**PROMPT:**
Transcribe every entry below word for word, but skip the pictures.
— BEGIN MATERIAL TO PROCESS —
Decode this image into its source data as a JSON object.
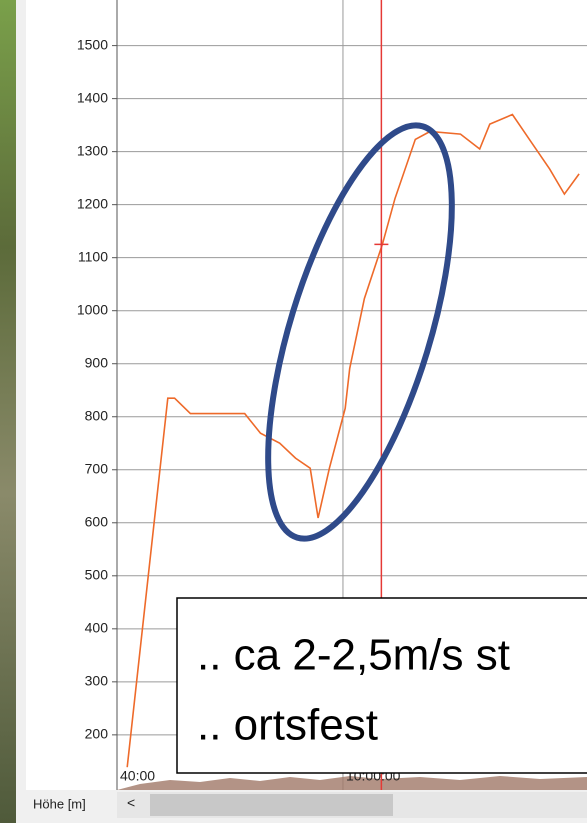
{
  "chart_data": {
    "type": "line",
    "ylabel": "Höhe [m]",
    "x": [
      40.9,
      44.5,
      45.1,
      46.5,
      49.1,
      51.3,
      52.7,
      54.4,
      55.8,
      57.1,
      57.8,
      58.8,
      60.2,
      60.6,
      61.9,
      63.5,
      64.6,
      66.4,
      67.7,
      70.4,
      72.1,
      73.0,
      75.0,
      76.5,
      78.3,
      79.6,
      80.9
    ],
    "series": [
      {
        "color": "#ee6a2a",
        "values": [
          139,
          835,
          835,
          806,
          806,
          806,
          769,
          750,
          722,
          703,
          609,
          703,
          816,
          891,
          1023,
          1126,
          1211,
          1323,
          1338,
          1333,
          1305,
          1352,
          1370,
          1323,
          1267,
          1220,
          1258
        ]
      }
    ],
    "xlim": [
      40,
      81.6
    ],
    "xticks": [
      {
        "value": 40,
        "label": "40:00"
      },
      {
        "value": 60,
        "label": "10:00:00"
      }
    ],
    "ylim": [
      96,
      1586
    ],
    "yticks": [
      200,
      300,
      400,
      500,
      600,
      700,
      800,
      900,
      1000,
      1100,
      1200,
      1300,
      1400,
      1500
    ],
    "grid": true,
    "cursor": {
      "x": 63.4,
      "y": 1125,
      "color": "#e53935"
    },
    "annotations": [
      ".. ca 2-2,5m/s st",
      ".. ortsfest"
    ]
  }
}
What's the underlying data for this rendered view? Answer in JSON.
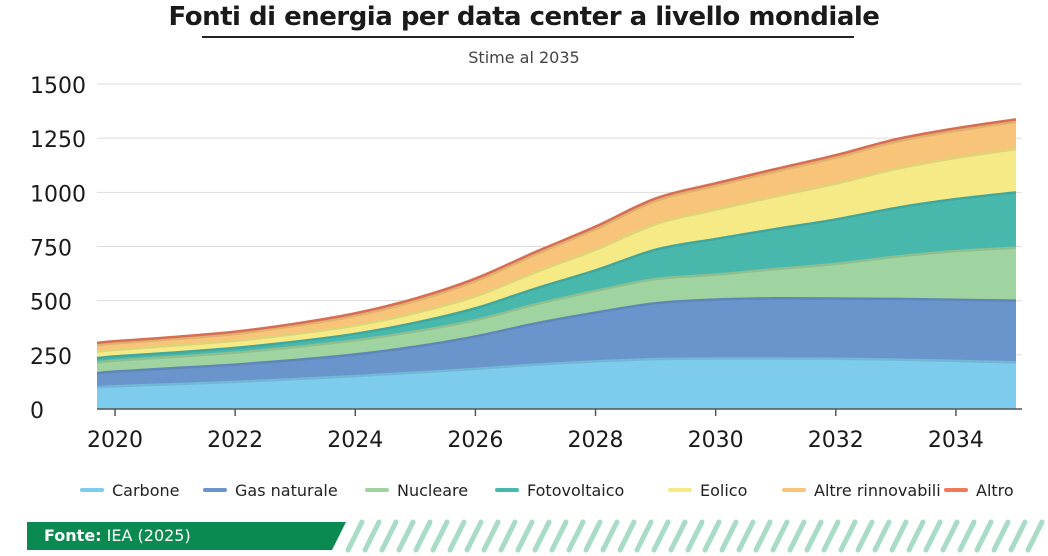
{
  "chart_data": {
    "type": "area",
    "stacked": true,
    "title": "Fonti di energia per data center a livello mondiale",
    "subtitle": "Stime al 2035",
    "xlabel": "",
    "ylabel": "",
    "xlim": [
      2019.7,
      2035.1
    ],
    "ylim": [
      0,
      1500
    ],
    "yticks": [
      0,
      250,
      500,
      750,
      1000,
      1250,
      1500
    ],
    "xticks": [
      2020,
      2022,
      2024,
      2026,
      2028,
      2030,
      2032,
      2034
    ],
    "grid": true,
    "legend_position": "bottom",
    "x": [
      2019.7,
      2020,
      2021,
      2022,
      2023,
      2024,
      2025,
      2026,
      2027,
      2028,
      2029,
      2030,
      2031,
      2032,
      2033,
      2034,
      2035
    ],
    "series": [
      {
        "name": "Carbone",
        "color": "#7dccee",
        "values": [
          100,
          105,
          115,
          125,
          138,
          152,
          168,
          185,
          205,
          220,
          230,
          233,
          233,
          232,
          228,
          222,
          215
        ]
      },
      {
        "name": "Gas naturale",
        "color": "#6a95cc",
        "values": [
          65,
          68,
          74,
          80,
          88,
          100,
          120,
          150,
          190,
          225,
          258,
          272,
          278,
          278,
          280,
          282,
          285
        ]
      },
      {
        "name": "Nucleare",
        "color": "#9fd39f",
        "values": [
          50,
          50,
          52,
          55,
          60,
          65,
          70,
          75,
          88,
          100,
          112,
          115,
          135,
          160,
          195,
          225,
          245
        ]
      },
      {
        "name": "Fotovoltaico",
        "color": "#48b8ad",
        "values": [
          20,
          20,
          20,
          22,
          25,
          30,
          40,
          55,
          73,
          95,
          135,
          165,
          185,
          205,
          225,
          240,
          255
        ]
      },
      {
        "name": "Eolico",
        "color": "#f6ea86",
        "values": [
          30,
          30,
          32,
          33,
          35,
          38,
          45,
          55,
          75,
          95,
          118,
          135,
          150,
          165,
          180,
          190,
          200
        ]
      },
      {
        "name": "Altre rinnovabili",
        "color": "#f8c47a",
        "values": [
          30,
          30,
          30,
          32,
          38,
          45,
          55,
          70,
          82,
          95,
          107,
          110,
          115,
          120,
          125,
          125,
          125
        ]
      },
      {
        "name": "Altro",
        "color": "#f07a5a",
        "values": [
          10,
          10,
          10,
          10,
          10,
          12,
          12,
          12,
          12,
          12,
          12,
          12,
          12,
          12,
          12,
          12,
          12
        ]
      }
    ]
  },
  "source": {
    "label": "Fonte:",
    "text": "IEA (2025)"
  }
}
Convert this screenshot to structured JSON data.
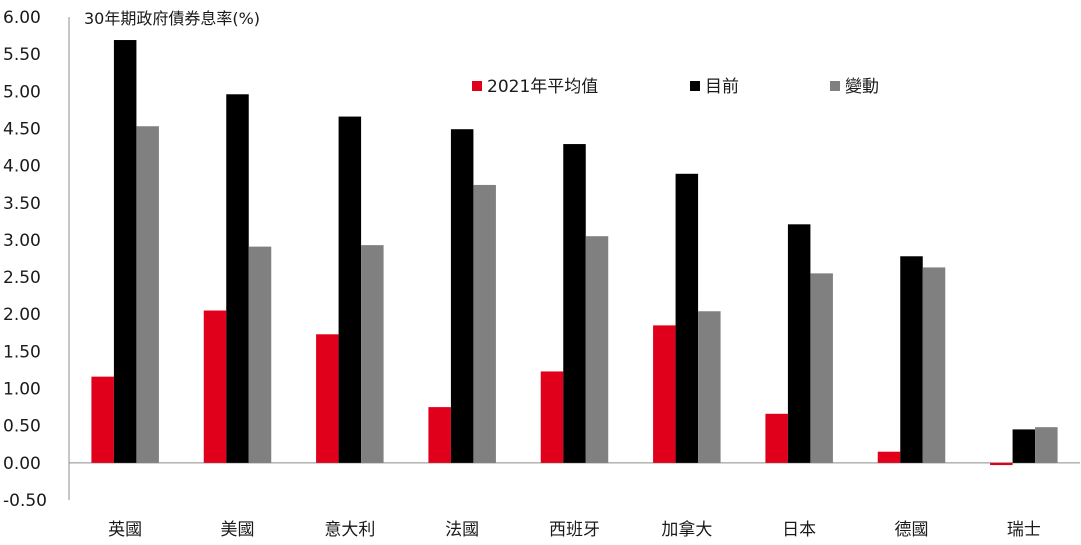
{
  "chart_data": {
    "type": "bar",
    "title": "",
    "ylabel": "30年期政府債券息率(%)",
    "xlabel": "",
    "ylim": [
      -0.5,
      6.0
    ],
    "yticks": [
      6.0,
      5.5,
      5.0,
      4.5,
      4.0,
      3.5,
      3.0,
      2.5,
      2.0,
      1.5,
      1.0,
      0.5,
      0.0,
      -0.5
    ],
    "ytick_labels": [
      "6.00",
      "5.50",
      "5.00",
      "4.50",
      "4.00",
      "3.50",
      "3.00",
      "2.50",
      "2.00",
      "1.50",
      "1.00",
      "0.50",
      "0.00",
      "-0.50"
    ],
    "grid": false,
    "legend_position": "top-right",
    "categories": [
      "英國",
      "美國",
      "意大利",
      "法國",
      "西班牙",
      "加拿大",
      "日本",
      "德國",
      "瑞士"
    ],
    "series": [
      {
        "name": "2021年平均值",
        "color": "#e0001b",
        "values": [
          1.16,
          2.05,
          1.73,
          0.75,
          1.23,
          1.85,
          0.66,
          0.15,
          -0.03
        ]
      },
      {
        "name": "目前",
        "color": "#000000",
        "values": [
          5.69,
          4.96,
          4.66,
          4.49,
          4.29,
          3.89,
          3.21,
          2.78,
          0.45
        ]
      },
      {
        "name": "變動",
        "color": "#808080",
        "values": [
          4.53,
          2.91,
          2.93,
          3.74,
          3.05,
          2.04,
          2.55,
          2.63,
          0.48
        ]
      }
    ]
  }
}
— END MATERIAL TO PROCESS —
**EXERCISE RESULT:**
Decode this image into its source data as a JSON object.
{
  "chart_data": {
    "type": "line",
    "ylabel": "Höhe [m]",
    "x": [
      40.9,
      44.5,
      45.1,
      46.5,
      49.1,
      51.3,
      52.7,
      54.4,
      55.8,
      57.1,
      57.8,
      58.8,
      60.2,
      60.6,
      61.9,
      63.5,
      64.6,
      66.4,
      67.7,
      70.4,
      72.1,
      73.0,
      75.0,
      76.5,
      78.3,
      79.6,
      80.9
    ],
    "series": [
      {
        "color": "#ee6a2a",
        "values": [
          139,
          835,
          835,
          806,
          806,
          806,
          769,
          750,
          722,
          703,
          609,
          703,
          816,
          891,
          1023,
          1126,
          1211,
          1323,
          1338,
          1333,
          1305,
          1352,
          1370,
          1323,
          1267,
          1220,
          1258
        ]
      }
    ],
    "xlim": [
      40,
      81.6
    ],
    "xticks": [
      {
        "value": 40,
        "label": "40:00"
      },
      {
        "value": 60,
        "label": "10:00:00"
      }
    ],
    "ylim": [
      96,
      1586
    ],
    "yticks": [
      200,
      300,
      400,
      500,
      600,
      700,
      800,
      900,
      1000,
      1100,
      1200,
      1300,
      1400,
      1500
    ],
    "grid": true,
    "cursor": {
      "x": 63.4,
      "y": 1125,
      "color": "#e53935"
    },
    "annotations": [
      ".. ca 2-2,5m/s st",
      ".. ortsfest"
    ]
  }
}
What's the underlying data for this rendered view? Answer in JSON.
{
  "chart_data": {
    "type": "area",
    "stacked": true,
    "title": "Fonti di energia per data center a livello mondiale",
    "subtitle": "Stime al 2035",
    "xlabel": "",
    "ylabel": "",
    "xlim": [
      2019.7,
      2035.1
    ],
    "ylim": [
      0,
      1500
    ],
    "yticks": [
      0,
      250,
      500,
      750,
      1000,
      1250,
      1500
    ],
    "xticks": [
      2020,
      2022,
      2024,
      2026,
      2028,
      2030,
      2032,
      2034
    ],
    "grid": true,
    "legend_position": "bottom",
    "x": [
      2019.7,
      2020,
      2021,
      2022,
      2023,
      2024,
      2025,
      2026,
      2027,
      2028,
      2029,
      2030,
      2031,
      2032,
      2033,
      2034,
      2035
    ],
    "series": [
      {
        "name": "Carbone",
        "color": "#7dccee",
        "values": [
          100,
          105,
          115,
          125,
          138,
          152,
          168,
          185,
          205,
          220,
          230,
          233,
          233,
          232,
          228,
          222,
          215
        ]
      },
      {
        "name": "Gas naturale",
        "color": "#6a95cc",
        "values": [
          65,
          68,
          74,
          80,
          88,
          100,
          120,
          150,
          190,
          225,
          258,
          272,
          278,
          278,
          280,
          282,
          285
        ]
      },
      {
        "name": "Nucleare",
        "color": "#9fd39f",
        "values": [
          50,
          50,
          52,
          55,
          60,
          65,
          70,
          75,
          88,
          100,
          112,
          115,
          135,
          160,
          195,
          225,
          245
        ]
      },
      {
        "name": "Fotovoltaico",
        "color": "#48b8ad",
        "values": [
          20,
          20,
          20,
          22,
          25,
          30,
          40,
          55,
          73,
          95,
          135,
          165,
          185,
          205,
          225,
          240,
          255
        ]
      },
      {
        "name": "Eolico",
        "color": "#f6ea86",
        "values": [
          30,
          30,
          32,
          33,
          35,
          38,
          45,
          55,
          75,
          95,
          118,
          135,
          150,
          165,
          180,
          190,
          200
        ]
      },
      {
        "name": "Altre rinnovabili",
        "color": "#f8c47a",
        "values": [
          30,
          30,
          30,
          32,
          38,
          45,
          55,
          70,
          82,
          95,
          107,
          110,
          115,
          120,
          125,
          125,
          125
        ]
      },
      {
        "name": "Altro",
        "color": "#f07a5a",
        "values": [
          10,
          10,
          10,
          10,
          10,
          12,
          12,
          12,
          12,
          12,
          12,
          12,
          12,
          12,
          12,
          12,
          12
        ]
      }
    ]
  },
  "source": {
    "label": "Fonte:",
    "text": "IEA (2025)"
  }
}
Convert this screenshot to structured JSON data.
{
  "chart_data": {
    "type": "bar",
    "title": "",
    "ylabel": "30年期政府債券息率(%)",
    "xlabel": "",
    "ylim": [
      -0.5,
      6.0
    ],
    "yticks": [
      6.0,
      5.5,
      5.0,
      4.5,
      4.0,
      3.5,
      3.0,
      2.5,
      2.0,
      1.5,
      1.0,
      0.5,
      0.0,
      -0.5
    ],
    "ytick_labels": [
      "6.00",
      "5.50",
      "5.00",
      "4.50",
      "4.00",
      "3.50",
      "3.00",
      "2.50",
      "2.00",
      "1.50",
      "1.00",
      "0.50",
      "0.00",
      "-0.50"
    ],
    "grid": false,
    "legend_position": "top-right",
    "categories": [
      "英國",
      "美國",
      "意大利",
      "法國",
      "西班牙",
      "加拿大",
      "日本",
      "德國",
      "瑞士"
    ],
    "series": [
      {
        "name": "2021年平均值",
        "color": "#e0001b",
        "values": [
          1.16,
          2.05,
          1.73,
          0.75,
          1.23,
          1.85,
          0.66,
          0.15,
          -0.03
        ]
      },
      {
        "name": "目前",
        "color": "#000000",
        "values": [
          5.69,
          4.96,
          4.66,
          4.49,
          4.29,
          3.89,
          3.21,
          2.78,
          0.45
        ]
      },
      {
        "name": "變動",
        "color": "#808080",
        "values": [
          4.53,
          2.91,
          2.93,
          3.74,
          3.05,
          2.04,
          2.55,
          2.63,
          0.48
        ]
      }
    ]
  }
}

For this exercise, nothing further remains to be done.